** Start INPUT MATERIAL **

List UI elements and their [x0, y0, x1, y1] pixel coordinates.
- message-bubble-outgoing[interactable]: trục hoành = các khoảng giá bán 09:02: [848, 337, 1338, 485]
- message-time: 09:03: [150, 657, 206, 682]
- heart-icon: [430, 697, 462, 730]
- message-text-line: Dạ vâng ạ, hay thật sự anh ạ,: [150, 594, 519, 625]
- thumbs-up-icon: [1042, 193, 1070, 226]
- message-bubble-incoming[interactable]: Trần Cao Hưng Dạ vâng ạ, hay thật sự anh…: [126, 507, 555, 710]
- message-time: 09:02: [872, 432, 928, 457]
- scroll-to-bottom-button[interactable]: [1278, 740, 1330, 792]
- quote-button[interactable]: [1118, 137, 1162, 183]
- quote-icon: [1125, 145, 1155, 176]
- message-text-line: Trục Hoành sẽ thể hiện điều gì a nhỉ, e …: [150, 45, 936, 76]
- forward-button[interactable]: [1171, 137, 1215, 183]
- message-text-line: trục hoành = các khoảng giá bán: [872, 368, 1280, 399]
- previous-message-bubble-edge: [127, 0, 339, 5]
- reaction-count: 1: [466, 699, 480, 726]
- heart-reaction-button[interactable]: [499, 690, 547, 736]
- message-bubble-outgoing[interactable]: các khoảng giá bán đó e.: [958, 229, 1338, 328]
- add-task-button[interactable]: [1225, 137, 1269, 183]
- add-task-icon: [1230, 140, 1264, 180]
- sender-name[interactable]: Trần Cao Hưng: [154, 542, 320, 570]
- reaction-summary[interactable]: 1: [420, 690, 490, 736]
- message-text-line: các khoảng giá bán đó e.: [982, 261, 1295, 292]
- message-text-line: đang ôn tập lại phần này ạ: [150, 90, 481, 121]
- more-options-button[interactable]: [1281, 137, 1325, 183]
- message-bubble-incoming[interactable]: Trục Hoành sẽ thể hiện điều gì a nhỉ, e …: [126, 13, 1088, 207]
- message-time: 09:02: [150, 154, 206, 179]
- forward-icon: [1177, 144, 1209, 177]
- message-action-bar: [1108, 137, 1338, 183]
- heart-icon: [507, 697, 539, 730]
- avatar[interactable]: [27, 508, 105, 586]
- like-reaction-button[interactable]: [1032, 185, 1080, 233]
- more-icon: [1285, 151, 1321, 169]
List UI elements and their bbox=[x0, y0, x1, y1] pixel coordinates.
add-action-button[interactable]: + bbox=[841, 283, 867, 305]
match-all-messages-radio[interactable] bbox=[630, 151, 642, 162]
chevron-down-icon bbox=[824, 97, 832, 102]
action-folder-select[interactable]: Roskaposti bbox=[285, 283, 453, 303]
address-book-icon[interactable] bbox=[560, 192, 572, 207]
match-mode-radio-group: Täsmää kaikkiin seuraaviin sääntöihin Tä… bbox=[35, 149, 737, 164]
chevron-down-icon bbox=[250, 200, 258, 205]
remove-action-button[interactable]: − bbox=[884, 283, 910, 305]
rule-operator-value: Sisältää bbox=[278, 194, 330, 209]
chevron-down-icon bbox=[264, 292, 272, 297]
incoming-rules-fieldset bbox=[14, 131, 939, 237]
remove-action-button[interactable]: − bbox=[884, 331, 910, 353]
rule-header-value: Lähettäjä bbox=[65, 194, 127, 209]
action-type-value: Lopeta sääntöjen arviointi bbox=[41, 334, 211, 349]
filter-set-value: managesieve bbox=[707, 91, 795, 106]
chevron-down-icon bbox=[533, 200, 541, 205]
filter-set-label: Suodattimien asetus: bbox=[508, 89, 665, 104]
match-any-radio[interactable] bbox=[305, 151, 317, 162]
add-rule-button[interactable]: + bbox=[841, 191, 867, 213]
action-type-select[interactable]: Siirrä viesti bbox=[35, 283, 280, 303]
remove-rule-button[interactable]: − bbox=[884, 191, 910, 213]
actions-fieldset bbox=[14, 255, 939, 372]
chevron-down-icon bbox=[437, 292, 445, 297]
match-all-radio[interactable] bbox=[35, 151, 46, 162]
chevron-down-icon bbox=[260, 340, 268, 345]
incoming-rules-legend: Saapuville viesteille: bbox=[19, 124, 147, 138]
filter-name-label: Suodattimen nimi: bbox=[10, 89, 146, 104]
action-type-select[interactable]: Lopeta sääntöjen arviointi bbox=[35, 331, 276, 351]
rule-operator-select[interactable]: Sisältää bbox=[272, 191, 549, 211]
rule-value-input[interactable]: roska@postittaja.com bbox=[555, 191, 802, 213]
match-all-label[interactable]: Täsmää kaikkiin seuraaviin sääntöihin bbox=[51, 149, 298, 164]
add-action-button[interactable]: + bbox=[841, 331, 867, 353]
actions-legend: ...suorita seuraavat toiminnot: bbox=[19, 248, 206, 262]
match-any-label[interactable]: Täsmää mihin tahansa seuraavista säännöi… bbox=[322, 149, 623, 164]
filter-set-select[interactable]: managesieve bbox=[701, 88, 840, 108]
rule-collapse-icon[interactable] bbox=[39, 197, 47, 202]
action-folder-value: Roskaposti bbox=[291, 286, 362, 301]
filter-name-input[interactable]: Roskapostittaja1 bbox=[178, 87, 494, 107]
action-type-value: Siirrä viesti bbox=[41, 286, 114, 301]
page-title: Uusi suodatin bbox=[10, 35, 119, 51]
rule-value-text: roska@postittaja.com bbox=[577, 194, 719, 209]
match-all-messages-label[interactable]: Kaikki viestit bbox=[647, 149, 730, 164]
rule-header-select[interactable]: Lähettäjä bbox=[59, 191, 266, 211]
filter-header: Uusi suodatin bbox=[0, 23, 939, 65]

** End INPUT MATERIAL **

[GIVEN REQUEST] Convert every line of the data above into a numbered list, omitting any blank lines.

[FINAL RESULT]
1. List UI elements and their [x0, y0, x1, y1] pixel coordinates.
2. - message-bubble-outgoing[interactable]: trục hoành = các khoảng giá bán 09:02: [848, 337, 1338, 485]
3. - message-time: 09:03: [150, 657, 206, 682]
4. - heart-icon: [430, 697, 462, 730]
5. - message-text-line: Dạ vâng ạ, hay thật sự anh ạ,: [150, 594, 519, 625]
6. - thumbs-up-icon: [1042, 193, 1070, 226]
7. - message-bubble-incoming[interactable]: Trần Cao Hưng Dạ vâng ạ, hay thật sự anh…: [126, 507, 555, 710]
8. - message-time: 09:02: [872, 432, 928, 457]
9. - scroll-to-bottom-button[interactable]: [1278, 740, 1330, 792]
10. - quote-button[interactable]: [1118, 137, 1162, 183]
11. - quote-icon: [1125, 145, 1155, 176]
12. - message-text-line: Trục Hoành sẽ thể hiện điều gì a nhỉ, e …: [150, 45, 936, 76]
13. - forward-button[interactable]: [1171, 137, 1215, 183]
14. - message-text-line: trục hoành = các khoảng giá bán: [872, 368, 1280, 399]
15. - previous-message-bubble-edge: [127, 0, 339, 5]
16. - reaction-count: 1: [466, 699, 480, 726]
17. - heart-reaction-button[interactable]: [499, 690, 547, 736]
18. - message-bubble-outgoing[interactable]: các khoảng giá bán đó e.: [958, 229, 1338, 328]
19. - add-task-button[interactable]: [1225, 137, 1269, 183]
20. - add-task-icon: [1230, 140, 1264, 180]
21. - sender-name[interactable]: Trần Cao Hưng: [154, 542, 320, 570]
22. - reaction-summary[interactable]: 1: [420, 690, 490, 736]
23. - message-text-line: các khoảng giá bán đó e.: [982, 261, 1295, 292]
24. - message-text-line: đang ôn tập lại phần này ạ: [150, 90, 481, 121]
25. - more-options-button[interactable]: [1281, 137, 1325, 183]
26. - message-bubble-incoming[interactable]: Trục Hoành sẽ thể hiện điều gì a nhỉ, e …: [126, 13, 1088, 207]
27. - message-time: 09:02: [150, 154, 206, 179]
28. - forward-icon: [1177, 144, 1209, 177]
29. - message-action-bar: [1108, 137, 1338, 183]
30. - heart-icon: [507, 697, 539, 730]
31. - avatar[interactable]: [27, 508, 105, 586]
32. - like-reaction-button[interactable]: [1032, 185, 1080, 233]
33. - more-icon: [1285, 151, 1321, 169]
34. List UI elements and their bbox=[x0, y0, x1, y1] pixel coordinates.
35. add-action-button[interactable]: + bbox=[841, 283, 867, 305]
36. match-all-messages-radio[interactable] bbox=[630, 151, 642, 162]
37. chevron-down-icon bbox=[824, 97, 832, 102]
38. action-folder-select[interactable]: Roskaposti bbox=[285, 283, 453, 303]
39. address-book-icon[interactable] bbox=[560, 192, 572, 207]
40. match-mode-radio-group: Täsmää kaikkiin seuraaviin sääntöihin Tä… bbox=[35, 149, 737, 164]
41. chevron-down-icon bbox=[250, 200, 258, 205]
42. remove-action-button[interactable]: − bbox=[884, 283, 910, 305]
43. rule-operator-value: Sisältää bbox=[278, 194, 330, 209]
44. chevron-down-icon bbox=[264, 292, 272, 297]
45. incoming-rules-fieldset bbox=[14, 131, 939, 237]
46. remove-action-button[interactable]: − bbox=[884, 331, 910, 353]
47. rule-header-value: Lähettäjä bbox=[65, 194, 127, 209]
48. action-type-value: Lopeta sääntöjen arviointi bbox=[41, 334, 211, 349]
49. filter-set-value: managesieve bbox=[707, 91, 795, 106]
50. chevron-down-icon bbox=[533, 200, 541, 205]
51. filter-set-label: Suodattimien asetus: bbox=[508, 89, 665, 104]
52. match-any-radio[interactable] bbox=[305, 151, 317, 162]
53. add-rule-button[interactable]: + bbox=[841, 191, 867, 213]
54. action-type-select[interactable]: Siirrä viesti bbox=[35, 283, 280, 303]
55. remove-rule-button[interactable]: − bbox=[884, 191, 910, 213]
56. actions-fieldset bbox=[14, 255, 939, 372]
57. chevron-down-icon bbox=[437, 292, 445, 297]
58. match-all-radio[interactable] bbox=[35, 151, 46, 162]
59. chevron-down-icon bbox=[260, 340, 268, 345]
60. incoming-rules-legend: Saapuville viesteille: bbox=[19, 124, 147, 138]
61. filter-name-label: Suodattimen nimi: bbox=[10, 89, 146, 104]
62. action-type-select[interactable]: Lopeta sääntöjen arviointi bbox=[35, 331, 276, 351]
63. rule-operator-select[interactable]: Sisältää bbox=[272, 191, 549, 211]
64. rule-value-input[interactable]: roska@postittaja.com bbox=[555, 191, 802, 213]
65. match-all-label[interactable]: Täsmää kaikkiin seuraaviin sääntöihin bbox=[51, 149, 298, 164]
66. add-action-button[interactable]: + bbox=[841, 331, 867, 353]
67. actions-legend: ...suorita seuraavat toiminnot: bbox=[19, 248, 206, 262]
68. match-any-label[interactable]: Täsmää mihin tahansa seuraavista säännöi… bbox=[322, 149, 623, 164]
69. filter-set-select[interactable]: managesieve bbox=[701, 88, 840, 108]
70. rule-collapse-icon[interactable] bbox=[39, 197, 47, 202]
71. action-folder-value: Roskaposti bbox=[291, 286, 362, 301]
72. filter-name-input[interactable]: Roskapostittaja1 bbox=[178, 87, 494, 107]
73. action-type-value: Siirrä viesti bbox=[41, 286, 114, 301]
74. page-title: Uusi suodatin bbox=[10, 35, 119, 51]
75. rule-value-text: roska@postittaja.com bbox=[577, 194, 719, 209]
76. match-all-messages-label[interactable]: Kaikki viestit bbox=[647, 149, 730, 164]
77. rule-header-select[interactable]: Lähettäjä bbox=[59, 191, 266, 211]
78. filter-header: Uusi suodatin bbox=[0, 23, 939, 65]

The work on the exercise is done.